• STATED EXERCISE
Gather up every line from the entries below that uses the word "Defender".

■ ■ ■ ■

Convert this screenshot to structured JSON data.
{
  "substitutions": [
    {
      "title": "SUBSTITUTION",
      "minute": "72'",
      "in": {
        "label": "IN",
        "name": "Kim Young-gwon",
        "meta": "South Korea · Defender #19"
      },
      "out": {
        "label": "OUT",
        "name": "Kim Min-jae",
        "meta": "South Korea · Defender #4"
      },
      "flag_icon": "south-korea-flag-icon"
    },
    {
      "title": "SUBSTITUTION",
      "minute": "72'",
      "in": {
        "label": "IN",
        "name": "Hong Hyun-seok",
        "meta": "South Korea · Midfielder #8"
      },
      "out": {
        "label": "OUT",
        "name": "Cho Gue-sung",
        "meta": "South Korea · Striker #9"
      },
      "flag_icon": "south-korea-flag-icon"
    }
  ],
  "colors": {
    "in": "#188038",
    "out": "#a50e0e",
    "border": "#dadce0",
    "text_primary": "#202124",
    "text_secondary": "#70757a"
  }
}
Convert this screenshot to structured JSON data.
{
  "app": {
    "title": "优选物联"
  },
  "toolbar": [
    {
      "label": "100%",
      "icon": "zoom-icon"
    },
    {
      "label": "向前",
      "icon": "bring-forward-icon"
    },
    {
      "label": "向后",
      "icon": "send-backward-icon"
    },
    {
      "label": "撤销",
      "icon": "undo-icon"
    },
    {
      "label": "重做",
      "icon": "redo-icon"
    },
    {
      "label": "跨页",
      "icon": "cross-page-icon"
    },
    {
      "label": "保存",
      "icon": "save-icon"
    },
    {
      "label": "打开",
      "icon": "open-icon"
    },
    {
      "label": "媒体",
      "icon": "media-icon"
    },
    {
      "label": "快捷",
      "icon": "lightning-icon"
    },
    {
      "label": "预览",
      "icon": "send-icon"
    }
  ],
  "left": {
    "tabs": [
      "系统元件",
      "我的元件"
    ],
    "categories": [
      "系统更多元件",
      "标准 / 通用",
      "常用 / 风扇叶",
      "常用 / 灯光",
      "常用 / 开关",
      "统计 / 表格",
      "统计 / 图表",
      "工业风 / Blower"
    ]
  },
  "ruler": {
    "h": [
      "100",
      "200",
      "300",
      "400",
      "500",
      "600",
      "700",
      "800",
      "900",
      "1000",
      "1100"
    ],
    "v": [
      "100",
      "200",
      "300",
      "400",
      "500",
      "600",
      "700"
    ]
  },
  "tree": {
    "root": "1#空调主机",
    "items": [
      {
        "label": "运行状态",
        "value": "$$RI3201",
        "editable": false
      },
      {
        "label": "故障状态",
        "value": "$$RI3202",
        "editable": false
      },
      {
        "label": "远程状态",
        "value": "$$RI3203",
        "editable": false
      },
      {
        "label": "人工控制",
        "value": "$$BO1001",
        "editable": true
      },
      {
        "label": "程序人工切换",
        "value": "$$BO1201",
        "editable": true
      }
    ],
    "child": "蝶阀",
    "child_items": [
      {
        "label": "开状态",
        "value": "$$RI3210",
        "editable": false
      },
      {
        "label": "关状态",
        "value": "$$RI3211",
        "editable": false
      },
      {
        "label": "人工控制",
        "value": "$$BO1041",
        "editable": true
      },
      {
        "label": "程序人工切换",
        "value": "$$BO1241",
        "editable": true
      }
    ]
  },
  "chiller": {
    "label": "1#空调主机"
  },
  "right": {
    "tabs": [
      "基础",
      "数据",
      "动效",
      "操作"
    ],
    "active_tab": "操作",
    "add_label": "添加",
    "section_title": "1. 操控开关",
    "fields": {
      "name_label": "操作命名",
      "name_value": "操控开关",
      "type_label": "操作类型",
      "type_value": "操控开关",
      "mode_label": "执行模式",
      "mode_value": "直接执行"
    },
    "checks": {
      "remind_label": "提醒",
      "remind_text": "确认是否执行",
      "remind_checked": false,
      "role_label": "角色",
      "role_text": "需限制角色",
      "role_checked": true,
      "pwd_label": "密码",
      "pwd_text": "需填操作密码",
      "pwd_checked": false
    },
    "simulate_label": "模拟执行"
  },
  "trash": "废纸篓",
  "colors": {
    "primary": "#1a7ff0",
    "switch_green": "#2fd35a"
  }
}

■ ■ ■ ■

• WRITTEN RESPONSE
        "meta": "South Korea · Defender #19"
        "meta": "South Korea · Defender #4"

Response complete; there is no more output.